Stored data

━━━

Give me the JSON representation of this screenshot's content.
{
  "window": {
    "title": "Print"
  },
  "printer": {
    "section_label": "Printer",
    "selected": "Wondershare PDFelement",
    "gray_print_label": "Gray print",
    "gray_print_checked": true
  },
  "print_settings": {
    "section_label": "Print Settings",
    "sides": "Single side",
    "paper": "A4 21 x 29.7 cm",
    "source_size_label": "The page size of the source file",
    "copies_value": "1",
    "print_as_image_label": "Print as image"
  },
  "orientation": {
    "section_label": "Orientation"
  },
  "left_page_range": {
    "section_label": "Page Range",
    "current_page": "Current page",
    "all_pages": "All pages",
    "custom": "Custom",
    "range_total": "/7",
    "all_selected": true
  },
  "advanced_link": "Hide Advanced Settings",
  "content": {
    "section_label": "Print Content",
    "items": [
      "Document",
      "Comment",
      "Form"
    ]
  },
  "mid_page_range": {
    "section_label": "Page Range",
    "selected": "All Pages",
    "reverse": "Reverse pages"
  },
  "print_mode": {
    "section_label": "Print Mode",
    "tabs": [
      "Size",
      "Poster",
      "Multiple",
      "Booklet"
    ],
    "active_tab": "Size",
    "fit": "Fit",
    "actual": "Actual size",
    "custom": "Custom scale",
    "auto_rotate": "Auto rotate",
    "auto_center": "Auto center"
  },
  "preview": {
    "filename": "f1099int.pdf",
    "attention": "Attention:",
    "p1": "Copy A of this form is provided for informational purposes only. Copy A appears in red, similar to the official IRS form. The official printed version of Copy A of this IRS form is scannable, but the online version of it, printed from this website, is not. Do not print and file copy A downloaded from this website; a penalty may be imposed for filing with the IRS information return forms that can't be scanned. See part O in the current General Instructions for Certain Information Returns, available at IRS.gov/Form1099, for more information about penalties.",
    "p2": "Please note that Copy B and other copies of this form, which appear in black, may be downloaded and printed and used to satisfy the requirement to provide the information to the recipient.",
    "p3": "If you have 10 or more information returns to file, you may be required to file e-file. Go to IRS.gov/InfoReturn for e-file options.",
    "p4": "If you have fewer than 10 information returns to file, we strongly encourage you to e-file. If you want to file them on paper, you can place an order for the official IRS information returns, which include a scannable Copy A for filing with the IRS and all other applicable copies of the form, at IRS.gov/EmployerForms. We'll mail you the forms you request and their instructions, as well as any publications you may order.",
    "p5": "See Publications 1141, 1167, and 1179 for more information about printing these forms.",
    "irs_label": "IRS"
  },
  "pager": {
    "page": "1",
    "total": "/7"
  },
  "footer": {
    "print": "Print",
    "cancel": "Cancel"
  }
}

━━━

Scan the data above and copy every line with "this" in it.

* **Exercise result**:
Give me the JSON representation of this screenshot's content.
    "p1": "Copy A of this form is provided for informational purposes only. Copy A appears in red, similar to the official IRS form. The official printed version of Copy A of this IRS form is scannable, but the online version of it, printed from this website, is not. Do not print and file copy A downloaded from this website; a penalty may be imposed for filing with the IRS information return forms that can't be scanned. See part O in the current General Instructions for Certain Information Returns, available at IRS.gov/Form1099, for more information about penalties.",
    "p2": "Please note that Copy B and other copies of this form, which appear in black, may be downloaded and printed and used to satisfy the requirement to provide the information to the recipient.",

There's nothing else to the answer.